_Study text_
----
OF LANGUAGE & IDENTITY

Kalhari Jayaweera

What does it mean to be able to express yourself, the idea of owning an identity and the ability to navigate these profound questions? Language is an important characteristic of expression; whether it be visually, physically or through the means of literary expression. We find Kalhari Jayaweera answers these intriguing questions in terms of her own experiences. Kalhari pursues a career in writing and we comprehend her abilities to be one of rhetoric eloquence. She endeavours a calling in expressing her identity and passion in literary pieces that question and deliberate societal stigma and the alliances that stem from it, identifying herself an individual who utilizes these differences to discern the meaning of it all.

Kalhari Jayaweera is a Sri Lankan-Australian writer who lives in Sydney. She writes memoir and short fiction, and has previously been published in Scum Mag and also a contributor on Kill Your Darlings. She's one of the ten writers selected for The Citizen Writes project. In conversation with Kalhari we confer on her literary aptitude and capacity to navigate between her diaspora identity and inspirations from these cultures.

Q| Kindly share with us your journey with writing and literature

A| Writing is something I couldn’t escape. As a child, I was always reading, and wrote a lot of stories that were heavily plagiarized from whatever I was reading – I’m pretty sure that at one stage I named my characters Julian, Dick and Anne after Enid Blyton’s Famous Five! At university I tried to get serious, studied medicine, worked as a doctor. Then I took a writing course and realised that the need to write had never really gone away. In the end, I had to give in to it.

Q| How do you gather inspiration to writing short fiction?

A| Generally I find that inspiration stems from something I’ve thought about for a long time and can’t let go. It might just be a sentence that someone said, or an occasion that left me with a peculiar feeling. Then I try to work through how my character would respond to it.

Q| What is your writing process in crafting memoirs? Tell us about some of your works.

A| My writing process for memoir is pretty similar to writing fiction – my pieces tend to focus on a day, or a moment that was unusual. For example, I wrote a piece in an Australian literary magazine that was based on a day I experienced with postnatal depression. Another piece was a pop culture piece about, of all things, Tom Holland’s Lip Sync Battle! Like many people who saw it on TV, I was obsessed with it for weeks, and wanted to drill down into what that was about. It ended up being a piece about the constraints placed on womanhood by society and culture.

Q| As a diasporic writer, how do you navigate between both your identities as both Sri Lankan and Australian in your writing? Does this dual identity influence your writing process or subject matters discussed, or even style of writing?

A| This is probably what all my writing is about, because I think about it all the time. As a diaspora kid who has never had the opportunity to live in Sri Lanka, it’s often the case that I’ve ended up feeling either not Sri Lankan enough or not Australian enough. As I’ve grown older I’ve started to accept that there’s no ‘right’ way to be either. It definitely influences my subject matter – I choose to deliberately write from this perspective because of the lack of these types of English language narratives.
----
_Data entries_
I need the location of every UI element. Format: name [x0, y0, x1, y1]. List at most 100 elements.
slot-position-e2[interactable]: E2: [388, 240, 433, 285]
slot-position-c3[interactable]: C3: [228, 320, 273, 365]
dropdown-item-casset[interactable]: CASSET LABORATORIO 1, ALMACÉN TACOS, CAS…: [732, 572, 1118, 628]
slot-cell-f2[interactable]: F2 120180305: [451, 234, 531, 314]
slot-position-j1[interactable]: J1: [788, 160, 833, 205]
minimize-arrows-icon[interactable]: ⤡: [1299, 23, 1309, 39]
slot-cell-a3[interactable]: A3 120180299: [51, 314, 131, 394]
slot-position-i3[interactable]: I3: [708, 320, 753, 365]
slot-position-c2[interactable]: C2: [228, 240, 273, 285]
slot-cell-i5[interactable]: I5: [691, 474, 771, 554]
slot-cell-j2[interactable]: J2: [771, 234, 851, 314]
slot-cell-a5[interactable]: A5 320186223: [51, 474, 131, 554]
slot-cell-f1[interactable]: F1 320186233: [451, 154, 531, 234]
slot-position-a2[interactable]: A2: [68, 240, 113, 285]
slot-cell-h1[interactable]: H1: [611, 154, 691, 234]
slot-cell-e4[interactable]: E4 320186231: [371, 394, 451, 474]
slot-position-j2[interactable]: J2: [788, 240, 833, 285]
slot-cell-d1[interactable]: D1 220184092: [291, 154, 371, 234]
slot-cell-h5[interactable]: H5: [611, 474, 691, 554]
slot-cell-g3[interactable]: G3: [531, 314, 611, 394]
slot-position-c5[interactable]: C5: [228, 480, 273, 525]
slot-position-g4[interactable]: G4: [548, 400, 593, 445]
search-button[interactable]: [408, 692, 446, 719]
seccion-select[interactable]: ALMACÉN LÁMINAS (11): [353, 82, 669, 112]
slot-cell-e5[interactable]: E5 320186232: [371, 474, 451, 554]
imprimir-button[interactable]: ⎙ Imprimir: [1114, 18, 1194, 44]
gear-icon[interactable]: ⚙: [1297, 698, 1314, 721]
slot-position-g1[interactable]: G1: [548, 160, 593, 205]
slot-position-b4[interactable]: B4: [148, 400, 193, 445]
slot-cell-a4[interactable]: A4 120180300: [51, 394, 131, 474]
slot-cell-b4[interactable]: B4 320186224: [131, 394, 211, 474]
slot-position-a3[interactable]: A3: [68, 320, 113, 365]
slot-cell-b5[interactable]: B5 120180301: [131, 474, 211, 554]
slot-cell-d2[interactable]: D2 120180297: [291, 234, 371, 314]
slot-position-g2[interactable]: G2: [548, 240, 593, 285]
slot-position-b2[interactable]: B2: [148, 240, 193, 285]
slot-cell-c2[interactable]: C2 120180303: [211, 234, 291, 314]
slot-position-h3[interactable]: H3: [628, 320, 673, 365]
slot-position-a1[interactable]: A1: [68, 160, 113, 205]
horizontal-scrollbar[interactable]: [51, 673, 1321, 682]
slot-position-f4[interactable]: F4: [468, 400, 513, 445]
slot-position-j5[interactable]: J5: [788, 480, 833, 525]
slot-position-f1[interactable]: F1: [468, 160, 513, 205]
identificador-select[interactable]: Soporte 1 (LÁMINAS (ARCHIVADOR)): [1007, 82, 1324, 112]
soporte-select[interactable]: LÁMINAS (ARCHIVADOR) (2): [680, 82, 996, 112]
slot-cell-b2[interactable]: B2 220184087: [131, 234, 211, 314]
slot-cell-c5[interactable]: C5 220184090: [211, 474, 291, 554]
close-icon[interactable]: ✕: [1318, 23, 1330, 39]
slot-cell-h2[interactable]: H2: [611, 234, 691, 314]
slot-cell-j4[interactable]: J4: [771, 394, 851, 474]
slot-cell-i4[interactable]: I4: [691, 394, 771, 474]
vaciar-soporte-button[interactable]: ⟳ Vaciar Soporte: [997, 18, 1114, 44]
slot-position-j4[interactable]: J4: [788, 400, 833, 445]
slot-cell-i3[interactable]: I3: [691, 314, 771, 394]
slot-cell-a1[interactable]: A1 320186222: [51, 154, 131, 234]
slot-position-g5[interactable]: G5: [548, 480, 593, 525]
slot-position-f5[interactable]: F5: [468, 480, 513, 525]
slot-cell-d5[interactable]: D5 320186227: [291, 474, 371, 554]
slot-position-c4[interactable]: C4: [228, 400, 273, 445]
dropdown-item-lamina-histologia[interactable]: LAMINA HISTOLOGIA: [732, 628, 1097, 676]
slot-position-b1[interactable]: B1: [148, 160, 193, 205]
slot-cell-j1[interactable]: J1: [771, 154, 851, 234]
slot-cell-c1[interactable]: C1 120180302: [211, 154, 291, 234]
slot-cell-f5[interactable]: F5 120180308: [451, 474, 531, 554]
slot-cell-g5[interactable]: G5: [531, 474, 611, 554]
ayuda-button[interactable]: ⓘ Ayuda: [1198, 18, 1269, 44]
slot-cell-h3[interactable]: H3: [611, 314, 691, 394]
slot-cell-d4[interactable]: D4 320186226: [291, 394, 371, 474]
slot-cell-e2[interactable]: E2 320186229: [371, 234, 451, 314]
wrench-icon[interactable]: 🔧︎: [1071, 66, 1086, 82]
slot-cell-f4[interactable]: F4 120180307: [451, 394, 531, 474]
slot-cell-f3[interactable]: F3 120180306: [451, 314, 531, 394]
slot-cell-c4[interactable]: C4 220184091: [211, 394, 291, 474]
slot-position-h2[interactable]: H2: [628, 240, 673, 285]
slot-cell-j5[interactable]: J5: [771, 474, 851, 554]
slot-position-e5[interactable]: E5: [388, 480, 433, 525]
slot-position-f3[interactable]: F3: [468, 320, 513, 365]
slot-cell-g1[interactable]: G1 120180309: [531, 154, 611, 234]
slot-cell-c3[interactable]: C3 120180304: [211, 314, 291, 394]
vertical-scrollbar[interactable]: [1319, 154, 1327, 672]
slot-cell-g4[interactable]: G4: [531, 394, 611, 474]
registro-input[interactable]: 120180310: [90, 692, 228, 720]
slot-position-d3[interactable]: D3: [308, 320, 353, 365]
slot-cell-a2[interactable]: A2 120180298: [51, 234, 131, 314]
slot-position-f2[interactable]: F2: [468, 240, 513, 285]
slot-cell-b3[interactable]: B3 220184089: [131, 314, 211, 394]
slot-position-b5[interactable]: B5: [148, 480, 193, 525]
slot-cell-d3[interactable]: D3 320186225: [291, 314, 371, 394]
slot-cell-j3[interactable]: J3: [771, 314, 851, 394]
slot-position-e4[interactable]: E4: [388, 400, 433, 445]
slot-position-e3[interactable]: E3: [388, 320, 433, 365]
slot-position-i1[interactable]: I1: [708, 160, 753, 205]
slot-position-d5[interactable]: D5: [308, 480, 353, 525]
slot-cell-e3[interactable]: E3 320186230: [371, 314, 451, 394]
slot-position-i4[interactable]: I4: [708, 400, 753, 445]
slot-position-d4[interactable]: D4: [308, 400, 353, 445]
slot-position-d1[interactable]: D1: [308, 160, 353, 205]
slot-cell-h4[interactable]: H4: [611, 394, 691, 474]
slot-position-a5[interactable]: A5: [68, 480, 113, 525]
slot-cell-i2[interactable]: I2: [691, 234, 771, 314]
----
_Parts of the exercise_
A - Answer these questions using the interview with Kalhari Jayaweera, one line per answer, marked as the questions are:
(i) In which two publications has her work appeared?
(ii) What did she study at university?
(iii) What was her piece in an Australian literary magazine based on?
B - In the interview with Kalhari Jayaweera, why does she say she deliberately writes from the perspective of a diaspora Sri Lankan-Australian? Answer in one to three sentences.
C - How might the interview with Kalhari Jayaweera go on? Write what comes next after its final sentence.

_Per-task answers_
A -
(i) Scum Mag and Kill Your Darlings, to which she was a contributor.
(ii) Medicine.
(iii) A day she experienced with postnatal depression.

B - She chooses this perspective deliberately because there is a lack of English language narratives of this type.

C -
Q| Tell us about the Citizen Writes project and its impact upon your writing? Has it changed your approach in any sense?

A| The Citizen Writes project had a huge impact on my writing. First of all, it was the moment where I started to take myself seriously as a writer. In our first meeting, we were gathered around the table and Roanna said to us, “You are all writers.” Until then, if I talked about my writing I’d be a bit selfdeprecating and say it was “just a bit of fun” even though I was secretly quite serious about it. Citizen Writes gave me permission to call myself a writer and to carve out time for myself to write. I also met an amazing group of women. We’ve kept in touch, and regularly meet to discuss our work.

The other vital thing Citizen Writes gave to me was a sense of history – the idea that, as writers of colour who write in English, we stand in a long line of writers who came before us. Although I’d read writers of colour regularly, I hadn’t thought about the literary canon in that way. In other writing workshops we rarely studied non-white writers. At Citizen Writes, I was introduced to a wide range of writers of colour and Indigenous writers, and started to think about my place in the line of these strong, thoughtful people who preceded me.

The dual identities of Kalhari’s life is one we find intriguing in its capacity to capture her true persona and the practice of its translation on paper and literature. One isn’t simply a personification of a single culture and their expression a result of a particular history. Her inspirations are derivations of cells manifested from an amalgamation of these cultures and their histories. We find her ability to derive from and understand her ancestry in her works is admirable. Kalhari’s experience translates into her literary pieces with culture and these works retain her voice to influence the descendants of the same. We discover her voice to be magnanimous in its capacity to showcase her ideologies and contemplations as the reader discerns her intentions.